Brief
Write out the full set of records exactly. Any pictures in them do not belong in the copy.

[BEGIN Material supplied]

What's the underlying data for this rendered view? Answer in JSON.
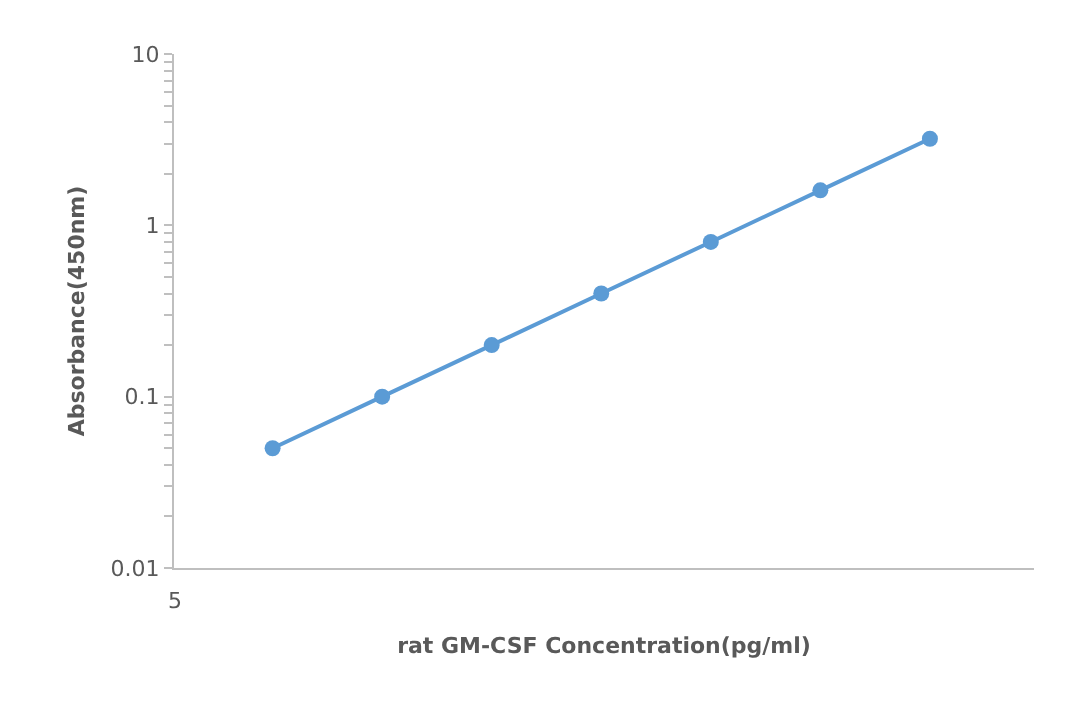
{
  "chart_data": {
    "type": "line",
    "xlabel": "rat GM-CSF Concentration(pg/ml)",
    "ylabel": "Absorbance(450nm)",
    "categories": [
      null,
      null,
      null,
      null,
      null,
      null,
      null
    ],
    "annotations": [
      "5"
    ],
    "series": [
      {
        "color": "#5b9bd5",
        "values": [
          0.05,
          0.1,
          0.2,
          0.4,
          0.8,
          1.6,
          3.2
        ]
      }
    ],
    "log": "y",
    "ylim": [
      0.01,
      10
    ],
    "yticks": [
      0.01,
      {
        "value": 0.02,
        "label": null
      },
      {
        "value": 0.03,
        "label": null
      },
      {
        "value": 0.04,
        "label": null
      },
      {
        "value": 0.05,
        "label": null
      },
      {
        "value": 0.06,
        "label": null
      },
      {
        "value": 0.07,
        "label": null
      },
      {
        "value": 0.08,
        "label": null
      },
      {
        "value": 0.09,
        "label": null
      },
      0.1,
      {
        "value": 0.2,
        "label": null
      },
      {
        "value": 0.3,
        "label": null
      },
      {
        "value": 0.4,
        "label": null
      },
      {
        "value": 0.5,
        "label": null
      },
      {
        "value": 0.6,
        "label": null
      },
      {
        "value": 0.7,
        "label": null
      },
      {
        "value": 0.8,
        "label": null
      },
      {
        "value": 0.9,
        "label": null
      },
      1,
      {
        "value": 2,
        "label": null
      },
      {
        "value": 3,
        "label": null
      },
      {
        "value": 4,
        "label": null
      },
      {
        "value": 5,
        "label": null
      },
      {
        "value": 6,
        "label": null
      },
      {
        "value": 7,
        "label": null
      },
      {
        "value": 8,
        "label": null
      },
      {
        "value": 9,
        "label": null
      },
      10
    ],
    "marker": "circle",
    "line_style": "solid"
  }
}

[END Material supplied]

Reply
What's the underlying data for this rendered view? Answer in JSON.
{
  "chart_data": {
    "type": "line",
    "xlabel": "rat GM-CSF Concentration(pg/ml)",
    "ylabel": "Absorbance(450nm)",
    "categories": [
      null,
      null,
      null,
      null,
      null,
      null,
      null
    ],
    "annotations": [
      "5"
    ],
    "series": [
      {
        "color": "#5b9bd5",
        "values": [
          0.05,
          0.1,
          0.2,
          0.4,
          0.8,
          1.6,
          3.2
        ]
      }
    ],
    "log": "y",
    "ylim": [
      0.01,
      10
    ],
    "yticks": [
      0.01,
      {
        "value": 0.02,
        "label": null
      },
      {
        "value": 0.03,
        "label": null
      },
      {
        "value": 0.04,
        "label": null
      },
      {
        "value": 0.05,
        "label": null
      },
      {
        "value": 0.06,
        "label": null
      },
      {
        "value": 0.07,
        "label": null
      },
      {
        "value": 0.08,
        "label": null
      },
      {
        "value": 0.09,
        "label": null
      },
      0.1,
      {
        "value": 0.2,
        "label": null
      },
      {
        "value": 0.3,
        "label": null
      },
      {
        "value": 0.4,
        "label": null
      },
      {
        "value": 0.5,
        "label": null
      },
      {
        "value": 0.6,
        "label": null
      },
      {
        "value": 0.7,
        "label": null
      },
      {
        "value": 0.8,
        "label": null
      },
      {
        "value": 0.9,
        "label": null
      },
      1,
      {
        "value": 2,
        "label": null
      },
      {
        "value": 3,
        "label": null
      },
      {
        "value": 4,
        "label": null
      },
      {
        "value": 5,
        "label": null
      },
      {
        "value": 6,
        "label": null
      },
      {
        "value": 7,
        "label": null
      },
      {
        "value": 8,
        "label": null
      },
      {
        "value": 9,
        "label": null
      },
      10
    ],
    "marker": "circle",
    "line_style": "solid"
  }
}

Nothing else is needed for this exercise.